(Collected data)
↓

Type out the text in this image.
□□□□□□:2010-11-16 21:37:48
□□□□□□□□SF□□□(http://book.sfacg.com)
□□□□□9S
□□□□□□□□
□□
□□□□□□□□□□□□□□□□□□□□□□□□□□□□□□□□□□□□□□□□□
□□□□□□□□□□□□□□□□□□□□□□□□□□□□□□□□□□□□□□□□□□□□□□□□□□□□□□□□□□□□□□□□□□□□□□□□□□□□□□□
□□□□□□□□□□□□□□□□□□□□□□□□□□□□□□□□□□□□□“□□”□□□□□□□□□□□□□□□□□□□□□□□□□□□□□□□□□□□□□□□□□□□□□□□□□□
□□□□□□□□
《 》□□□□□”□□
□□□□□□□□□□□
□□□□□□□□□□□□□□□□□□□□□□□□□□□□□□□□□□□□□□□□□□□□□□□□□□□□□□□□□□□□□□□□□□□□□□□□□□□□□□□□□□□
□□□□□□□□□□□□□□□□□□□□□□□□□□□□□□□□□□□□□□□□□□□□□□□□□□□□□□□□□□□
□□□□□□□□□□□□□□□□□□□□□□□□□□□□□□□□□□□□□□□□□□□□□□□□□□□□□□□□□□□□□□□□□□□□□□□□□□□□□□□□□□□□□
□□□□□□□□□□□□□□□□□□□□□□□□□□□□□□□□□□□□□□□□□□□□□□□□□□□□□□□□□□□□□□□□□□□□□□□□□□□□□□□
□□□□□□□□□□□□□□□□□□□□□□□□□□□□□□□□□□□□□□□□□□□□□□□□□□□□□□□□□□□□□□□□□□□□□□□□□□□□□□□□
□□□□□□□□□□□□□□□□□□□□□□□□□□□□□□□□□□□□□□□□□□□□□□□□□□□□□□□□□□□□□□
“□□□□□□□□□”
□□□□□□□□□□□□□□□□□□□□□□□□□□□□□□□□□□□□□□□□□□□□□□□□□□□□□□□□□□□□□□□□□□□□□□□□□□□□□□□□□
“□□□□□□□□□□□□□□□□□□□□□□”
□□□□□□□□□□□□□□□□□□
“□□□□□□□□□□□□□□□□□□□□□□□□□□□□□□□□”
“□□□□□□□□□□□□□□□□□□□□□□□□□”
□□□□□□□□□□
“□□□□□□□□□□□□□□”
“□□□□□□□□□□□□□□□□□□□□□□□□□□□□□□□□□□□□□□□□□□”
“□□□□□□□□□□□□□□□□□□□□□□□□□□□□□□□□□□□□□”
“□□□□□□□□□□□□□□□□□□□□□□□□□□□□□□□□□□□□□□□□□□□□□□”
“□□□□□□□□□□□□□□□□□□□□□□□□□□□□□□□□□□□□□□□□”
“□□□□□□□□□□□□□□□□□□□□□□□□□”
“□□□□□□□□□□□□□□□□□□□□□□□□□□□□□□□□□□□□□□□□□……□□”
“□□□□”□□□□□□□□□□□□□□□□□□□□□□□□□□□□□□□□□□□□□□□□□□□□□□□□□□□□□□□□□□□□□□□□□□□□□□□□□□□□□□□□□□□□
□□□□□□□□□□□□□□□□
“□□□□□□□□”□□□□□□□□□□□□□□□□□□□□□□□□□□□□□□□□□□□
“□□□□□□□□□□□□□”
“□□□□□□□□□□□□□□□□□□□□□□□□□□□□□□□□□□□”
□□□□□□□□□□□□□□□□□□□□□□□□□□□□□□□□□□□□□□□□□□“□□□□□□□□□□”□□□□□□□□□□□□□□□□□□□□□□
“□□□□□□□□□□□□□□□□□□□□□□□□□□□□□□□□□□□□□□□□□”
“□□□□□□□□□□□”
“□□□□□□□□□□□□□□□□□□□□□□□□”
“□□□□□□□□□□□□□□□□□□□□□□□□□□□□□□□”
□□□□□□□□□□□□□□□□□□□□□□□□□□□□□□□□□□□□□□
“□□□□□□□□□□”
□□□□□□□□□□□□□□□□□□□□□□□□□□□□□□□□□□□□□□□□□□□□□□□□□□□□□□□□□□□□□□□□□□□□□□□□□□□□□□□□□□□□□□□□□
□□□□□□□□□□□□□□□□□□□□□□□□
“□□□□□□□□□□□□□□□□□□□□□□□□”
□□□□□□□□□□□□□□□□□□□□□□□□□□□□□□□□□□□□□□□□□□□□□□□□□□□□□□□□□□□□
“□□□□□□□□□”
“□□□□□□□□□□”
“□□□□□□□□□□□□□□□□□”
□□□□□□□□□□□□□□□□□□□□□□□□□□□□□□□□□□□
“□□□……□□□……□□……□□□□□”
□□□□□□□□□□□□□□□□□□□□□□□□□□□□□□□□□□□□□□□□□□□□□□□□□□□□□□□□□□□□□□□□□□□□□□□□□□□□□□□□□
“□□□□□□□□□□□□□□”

↑

■ **YOUR GOAL**:
Every record shown above should be written out again exactly.

■ **SOLVED EXERCISE**:
Type out the text in this image.
□□□□□□:2010-11-16 21:37:48
□□□□□□□□SF□□□(http://book.sfacg.com)
□□□□□9S
□□□□□□□□
□□
□□□□□□□□□□□□□□□□□□□□□□□□□□□□□□□□□□□□□□□□□
□□□□□□□□□□□□□□□□□□□□□□□□□□□□□□□□□□□□□□□□□□□□□□□□□□□□□□□□□□□□□□□□□□□□□□□□□□□□□□□
□□□□□□□□□□□□□□□□□□□□□□□□□□□□□□□□□□□□□“□□”□□□□□□□□□□□□□□□□□□□□□□□□□□□□□□□□□□□□□□□□□□□□□□□□□□
□□□□□□□□
《 》□□□□□”□□
□□□□□□□□□□□
□□□□□□□□□□□□□□□□□□□□□□□□□□□□□□□□□□□□□□□□□□□□□□□□□□□□□□□□□□□□□□□□□□□□□□□□□□□□□□□□□□□
□□□□□□□□□□□□□□□□□□□□□□□□□□□□□□□□□□□□□□□□□□□□□□□□□□□□□□□□□□□
□□□□□□□□□□□□□□□□□□□□□□□□□□□□□□□□□□□□□□□□□□□□□□□□□□□□□□□□□□□□□□□□□□□□□□□□□□□□□□□□□□□□□
□□□□□□□□□□□□□□□□□□□□□□□□□□□□□□□□□□□□□□□□□□□□□□□□□□□□□□□□□□□□□□□□□□□□□□□□□□□□□□□
□□□□□□□□□□□□□□□□□□□□□□□□□□□□□□□□□□□□□□□□□□□□□□□□□□□□□□□□□□□□□□□□□□□□□□□□□□□□□□□□
□□□□□□□□□□□□□□□□□□□□□□□□□□□□□□□□□□□□□□□□□□□□□□□□□□□□□□□□□□□□□□
“□□□□□□□□□”
□□□□□□□□□□□□□□□□□□□□□□□□□□□□□□□□□□□□□□□□□□□□□□□□□□□□□□□□□□□□□□□□□□□□□□□□□□□□□□□□□
“□□□□□□□□□□□□□□□□□□□□□□”
□□□□□□□□□□□□□□□□□□
“□□□□□□□□□□□□□□□□□□□□□□□□□□□□□□□□”
“□□□□□□□□□□□□□□□□□□□□□□□□□”
□□□□□□□□□□
“□□□□□□□□□□□□□□”
“□□□□□□□□□□□□□□□□□□□□□□□□□□□□□□□□□□□□□□□□□□”
“□□□□□□□□□□□□□□□□□□□□□□□□□□□□□□□□□□□□□”
“□□□□□□□□□□□□□□□□□□□□□□□□□□□□□□□□□□□□□□□□□□□□□□”
“□□□□□□□□□□□□□□□□□□□□□□□□□□□□□□□□□□□□□□□□”
“□□□□□□□□□□□□□□□□□□□□□□□□□”
“□□□□□□□□□□□□□□□□□□□□□□□□□□□□□□□□□□□□□□□□□……□□”
“□□□□”□□□□□□□□□□□□□□□□□□□□□□□□□□□□□□□□□□□□□□□□□□□□□□□□□□□□□□□□□□□□□□□□□□□□□□□□□□□□□□□□□□□□
□□□□□□□□□□□□□□□□
“□□□□□□□□”□□□□□□□□□□□□□□□□□□□□□□□□□□□□□□□□□□□
“□□□□□□□□□□□□□”
“□□□□□□□□□□□□□□□□□□□□□□□□□□□□□□□□□□□”
□□□□□□□□□□□□□□□□□□□□□□□□□□□□□□□□□□□□□□□□□□“□□□□□□□□□□”□□□□□□□□□□□□□□□□□□□□□□
“□□□□□□□□□□□□□□□□□□□□□□□□□□□□□□□□□□□□□□□□□”
“□□□□□□□□□□□”
“□□□□□□□□□□□□□□□□□□□□□□□□”
“□□□□□□□□□□□□□□□□□□□□□□□□□□□□□□□”
□□□□□□□□□□□□□□□□□□□□□□□□□□□□□□□□□□□□□□
“□□□□□□□□□□”
□□□□□□□□□□□□□□□□□□□□□□□□□□□□□□□□□□□□□□□□□□□□□□□□□□□□□□□□□□□□□□□□□□□□□□□□□□□□□□□□□□□□□□□□□
□□□□□□□□□□□□□□□□□□□□□□□□
“□□□□□□□□□□□□□□□□□□□□□□□□”
□□□□□□□□□□□□□□□□□□□□□□□□□□□□□□□□□□□□□□□□□□□□□□□□□□□□□□□□□□□□
“□□□□□□□□□”
“□□□□□□□□□□”
“□□□□□□□□□□□□□□□□□”
□□□□□□□□□□□□□□□□□□□□□□□□□□□□□□□□□□□
“□□□……□□□……□□……□□□□□”
□□□□□□□□□□□□□□□□□□□□□□□□□□□□□□□□□□□□□□□□□□□□□□□□□□□□□□□□□□□□□□□□□□□□□□□□□□□□□□□□□
“□□□□□□□□□□□□□□”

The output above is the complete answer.